A layer 2 refers to any off-chain network, system, or technology built on top of a blockchain (commonly known as a layer-1 network) that helps extend the capabilities of the underlying base layer network. Layer-2 networks can support any blockchain to introduce enhancements such as higher transaction throughputs.
One core requirement for a network, system, or technology to be considered a layer 2 is that it inherits the security of the blockchain it is built on top of. Transaction data must, in some shape or form, be verified and confirmed by the underlying blockchain network rather than a separate set of nodes. For example, sidechains are often not considered layer 2s because they usually deploy their own consensus mechanisms and validators, leading to a different set of security guarantees than that of the base layer chain.
For blockchains that sacrifice scalability to achieve higher decentralization and security, layer 2s enable greater transaction throughput, which can lead to lower fees. Layer 2s can be seen as one solution to the problem of scalability, enabling fast and scalable execution without compromising on decentralization or security.
The Need for Layer 2s
Since the emergence of blockchain technology in 2008, thousands of researchers and developers have worked to solve pressing limitations in blockchain scalability to match growing adoption. These limitations have historically resulted in high fees and slow execution times, diminishing the ability of blockchains to operate at scale.
Coined by Ethereum Co-founder Vitalik Buterin, the blockchain scalability trilemma posits that blockchains are incapable of scaling effectively while keeping the underlying network both secure and decentralized. Instead, there must be tradeoffs between these three features—today’s blockchain networks can fulfill two out of the three conditions, but not all three simultaneously.
Layer 2s are an emerging technology built on the premise that this scalability limitation exists because blockchains are tasked with too many things. This is because blockchains today fulfill three core functions: execution, data availability, and consensus.
- Execution—transaction processing and throughput. Measured by the number of computations (of which transactions are a subset) per second a blockchain can process.

______

* Exercise instructions
1. Copy the passage of the layer 2 text that begins at the words "Layer 2s are" and stops after "availability, and consensus.".
2. Continue the text on layer 2 networks, picking up right after its last line.
The listing after this is separate material, not part of the text on layer 2 networks.

* Dataset entries

______

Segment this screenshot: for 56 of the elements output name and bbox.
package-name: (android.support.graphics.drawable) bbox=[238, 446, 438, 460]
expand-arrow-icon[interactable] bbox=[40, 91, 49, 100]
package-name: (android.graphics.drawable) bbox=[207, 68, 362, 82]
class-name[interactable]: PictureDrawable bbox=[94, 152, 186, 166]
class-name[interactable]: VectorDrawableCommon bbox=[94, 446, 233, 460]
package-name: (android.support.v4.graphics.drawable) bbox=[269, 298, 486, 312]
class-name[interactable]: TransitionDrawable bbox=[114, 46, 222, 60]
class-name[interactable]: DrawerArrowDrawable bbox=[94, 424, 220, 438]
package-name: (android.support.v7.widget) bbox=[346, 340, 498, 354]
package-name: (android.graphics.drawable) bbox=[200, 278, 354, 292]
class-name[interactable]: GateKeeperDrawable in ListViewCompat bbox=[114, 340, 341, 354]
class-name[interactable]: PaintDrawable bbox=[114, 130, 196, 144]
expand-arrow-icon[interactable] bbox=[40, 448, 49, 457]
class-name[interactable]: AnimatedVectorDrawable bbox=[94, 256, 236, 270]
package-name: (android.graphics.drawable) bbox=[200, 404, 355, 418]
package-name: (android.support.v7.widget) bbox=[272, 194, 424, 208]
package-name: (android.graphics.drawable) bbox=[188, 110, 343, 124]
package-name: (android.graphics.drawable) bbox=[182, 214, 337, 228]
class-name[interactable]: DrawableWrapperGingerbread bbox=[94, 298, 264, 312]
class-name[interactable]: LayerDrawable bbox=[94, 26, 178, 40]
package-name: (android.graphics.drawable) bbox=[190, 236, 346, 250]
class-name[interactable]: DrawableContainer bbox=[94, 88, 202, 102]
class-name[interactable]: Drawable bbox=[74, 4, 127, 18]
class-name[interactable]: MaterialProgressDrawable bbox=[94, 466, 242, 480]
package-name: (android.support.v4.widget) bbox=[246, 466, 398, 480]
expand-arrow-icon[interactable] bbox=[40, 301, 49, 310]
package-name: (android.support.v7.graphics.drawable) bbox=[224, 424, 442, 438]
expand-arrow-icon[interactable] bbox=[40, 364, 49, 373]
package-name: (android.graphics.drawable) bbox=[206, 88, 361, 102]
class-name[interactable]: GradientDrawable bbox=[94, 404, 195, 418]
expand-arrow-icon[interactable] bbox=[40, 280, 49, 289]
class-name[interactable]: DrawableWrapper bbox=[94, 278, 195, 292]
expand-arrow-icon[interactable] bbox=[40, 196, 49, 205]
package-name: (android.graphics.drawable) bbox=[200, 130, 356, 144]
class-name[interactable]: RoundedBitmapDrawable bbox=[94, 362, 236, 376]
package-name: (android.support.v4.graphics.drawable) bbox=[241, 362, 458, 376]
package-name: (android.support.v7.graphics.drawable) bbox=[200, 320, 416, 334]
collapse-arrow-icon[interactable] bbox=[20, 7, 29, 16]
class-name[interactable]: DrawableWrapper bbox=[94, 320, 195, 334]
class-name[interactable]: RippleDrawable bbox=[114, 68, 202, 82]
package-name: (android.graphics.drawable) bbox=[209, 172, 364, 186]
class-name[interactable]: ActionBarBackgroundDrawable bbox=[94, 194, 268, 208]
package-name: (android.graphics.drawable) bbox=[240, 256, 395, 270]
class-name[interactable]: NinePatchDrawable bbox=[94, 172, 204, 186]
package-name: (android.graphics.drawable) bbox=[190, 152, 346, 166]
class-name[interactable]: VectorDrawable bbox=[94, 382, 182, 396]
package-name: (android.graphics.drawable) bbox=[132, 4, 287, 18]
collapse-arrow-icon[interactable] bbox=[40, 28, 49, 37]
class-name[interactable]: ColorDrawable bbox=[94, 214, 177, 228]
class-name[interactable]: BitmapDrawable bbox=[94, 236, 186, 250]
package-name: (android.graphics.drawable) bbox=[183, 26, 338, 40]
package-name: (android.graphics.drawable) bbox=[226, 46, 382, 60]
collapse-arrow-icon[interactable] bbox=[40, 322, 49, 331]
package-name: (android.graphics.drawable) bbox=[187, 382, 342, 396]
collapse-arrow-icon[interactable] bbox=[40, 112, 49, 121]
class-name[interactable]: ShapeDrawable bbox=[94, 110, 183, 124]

______

* Final answers
1.
Layer 2s are an emerging technology built on the premise that this scalability limitation exists because blockchains are tasked with too many things. This is because blockchains today fulfill three core functions: execution, data availability, and consensus.

2.
- Data Availability—storage requirements for nodes and validators on the network for transactions, state, and other data. Measured in standard storage terms such as megabytes, gigabytes, etc.
- Consensus—broad agreement by nodes and validators on the state of the network and ordering of transactions. Measured in terms of decentralization and time-to-finality, or the time it takes for all nodes to agree on a particular state change.
Note: For the purposes of this post, we will focus solely on the execution layer. For a holistic deep dive into scaling blockchains, check out this blog post on blockchain scalability.
How Layer-2 Solutions Work
Note: Implementations of most layer-2 solutions are still in their early stages, and many elements of layer-2 protocol design are still untested or unproven.
At a high level, layer-2s typically have two parts: A network that processes transactions and a smart contract on the underlying blockchain that resolves any disputes and achieves consensus on the state of the layer-2 network by cementing it to an underlying blockchain.
Layer-2 networks are where fast execution of transactions and computations occur. They can vary wildly in how they achieve this throughput. A common denominator between each layer-2 environment, however, is that when looking to settle on the base chain, layer 2s must provide some kind of cryptographic and verifiable “proof” to the blockchain on the integrity of the proposed state change, either preemptively or retroactively.
Similarly, the underlying smart contract implementation can vary between layer 2s, but the core functions of the smart contract are always to:
- Hold and release funds transferred to the layer 2
- Receive some kind of proof generated by the layer 2, validate it, resolve disputes, and then finalize transactions
A good way to conceptualize these two dynamics is to take two examples of existing layer-2 implementations—payment channels and rollups.
A payment channel enables the off-chain transfer of on-chain tokens between two or more users by pre-funding liquidity into a channel.
Alice and Bob create a payment channel by locking up collective funds in a smart contract and agreeing (through cryptographic signatures) how much each has access to. For example, if both locked up \$50 of funds for a total of \$100, they would most likely agree that each gets to use \$50 each in the payment channel.
Once the payment channel is set up, Alice and Bob are free to transact off-chain via signed messages without submitting transactions to the underlying blockchain. Alice can pay Bob, and vice versa, at zero cost and lightning-fast latencies. When communicating over the two-way payment channel, Alice and Bob’s transactions aren’t posted onto the underlying blockchain; it’s only when they mutually decide to close the channel that the end results are transmitted to, and settled on, the blockchain.
The end result of this system is that Bob and Alice only need to pay for two on-chain transactions to open and close the payment channel. While the payment channel is open, millions of transfers can be made at zero cost and sub-second speeds directly peer to peer—a classic example of scalability.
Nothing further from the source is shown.